(Dataset entries)
◇ ◇ ◇ ◇ ◇ ◇ ◇

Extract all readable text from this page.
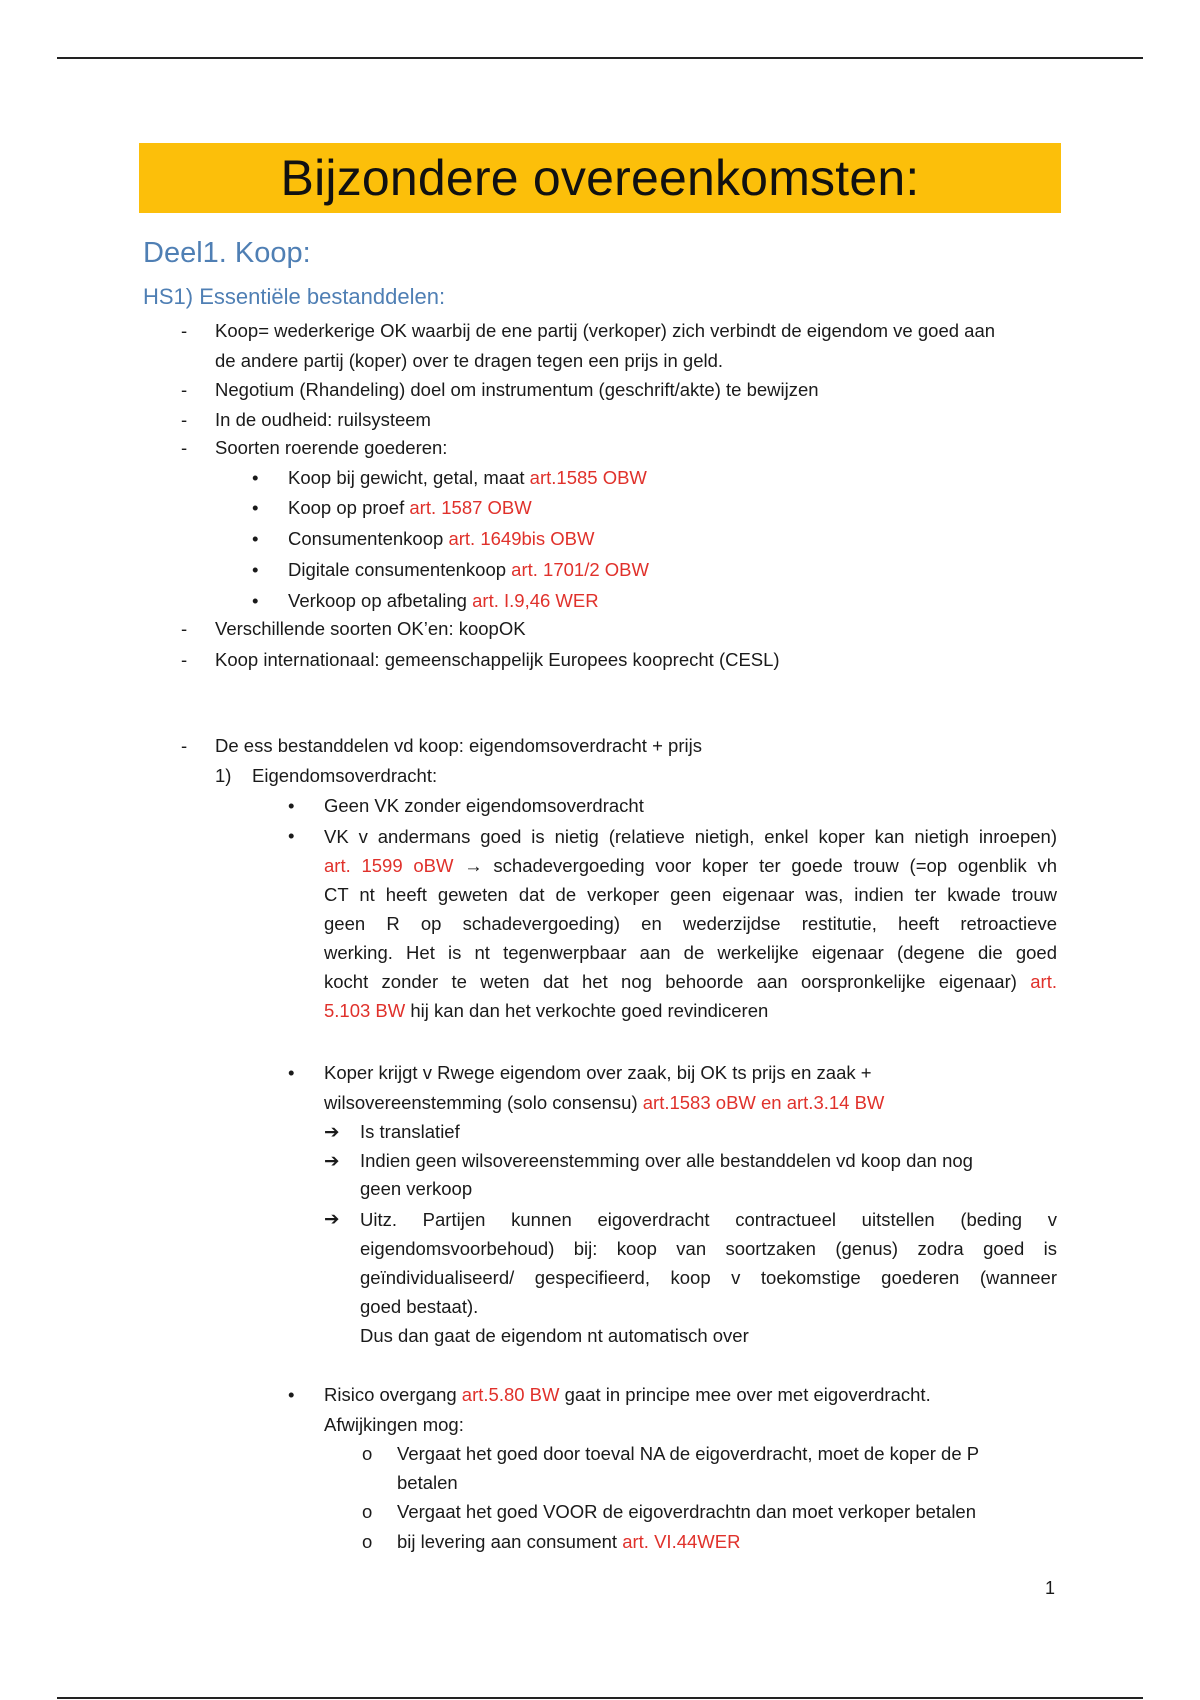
Bijzondere overeenkomsten:
Deel1. Koop:
HS1) Essentiële bestanddelen:
- Koop= wederkerige OK waarbij de ene partij (verkoper) zich verbindt de eigendom ve goed aan
de andere partij (koper) over te dragen tegen een prijs in geld.
- Negotium (Rhandeling) doel om instrumentum (geschrift/akte) te bewijzen
- In de oudheid: ruilsysteem
- Soorten roerende goederen:
• Koop bij gewicht, getal, maat art.1585 OBW
• Koop op proef art. 1587 OBW
• Consumentenkoop art. 1649bis OBW
• Digitale consumentenkoop art. 1701/2 OBW
• Verkoop op afbetaling art. I.9,46 WER
- Verschillende soorten OK’en: koopOK
- Koop internationaal: gemeenschappelijk Europees kooprecht (CESL)
- De ess bestanddelen vd koop: eigendomsoverdracht + prijs
1) Eigendomsoverdracht:
• Geen VK zonder eigendomsoverdracht
• VK v andermans goed is nietig (relatieve nietigh, enkel koper kan nietigh inroepen)
art. 1599 oBW → schadevergoeding voor koper ter goede trouw (=op ogenblik vh
CT nt heeft geweten dat de verkoper geen eigenaar was, indien ter kwade trouw
geen R op schadevergoeding) en wederzijdse restitutie, heeft retroactieve
werking. Het is nt tegenwerpbaar aan de werkelijke eigenaar (degene die goed
kocht zonder te weten dat het nog behoorde aan oorspronkelijke eigenaar) art.
5.103 BW hij kan dan het verkochte goed revindiceren
• Koper krijgt v Rwege eigendom over zaak, bij OK ts prijs en zaak +
wilsovereenstemming (solo consensu) art.1583 oBW en art.3.14 BW
➔ Is translatief
➔ Indien geen wilsovereenstemming over alle bestanddelen vd koop dan nog
geen verkoop
➔ Uitz. Partijen kunnen eigoverdracht contractueel uitstellen (beding v
eigendomsvoorbehoud) bij: koop van soortzaken (genus) zodra goed is
geïndividualiseerd/ gespecifieerd, koop v toekomstige goederen (wanneer
goed bestaat).
Dus dan gaat de eigendom nt automatisch over
• Risico overgang art.5.80 BW gaat in principe mee over met eigoverdracht.
Afwijkingen mog:
o Vergaat het goed door toeval NA de eigoverdracht, moet de koper de P
betalen
o Vergaat het goed VOOR de eigoverdrachtn dan moet verkoper betalen
o bij levering aan consument art. VI.44WER
1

◇ ◇ ◇ ◇ ◇ ◇ ◇

— GOAL —
Collect every line with the string "schadevergoeding" from the records, and copy each.

— TASK RESPONSE —
art. 1599 oBW → schadevergoeding voor koper ter goede trouw (=op ogenblik vh
geen R op schadevergoeding) en wederzijdse restitutie, heeft retroactieve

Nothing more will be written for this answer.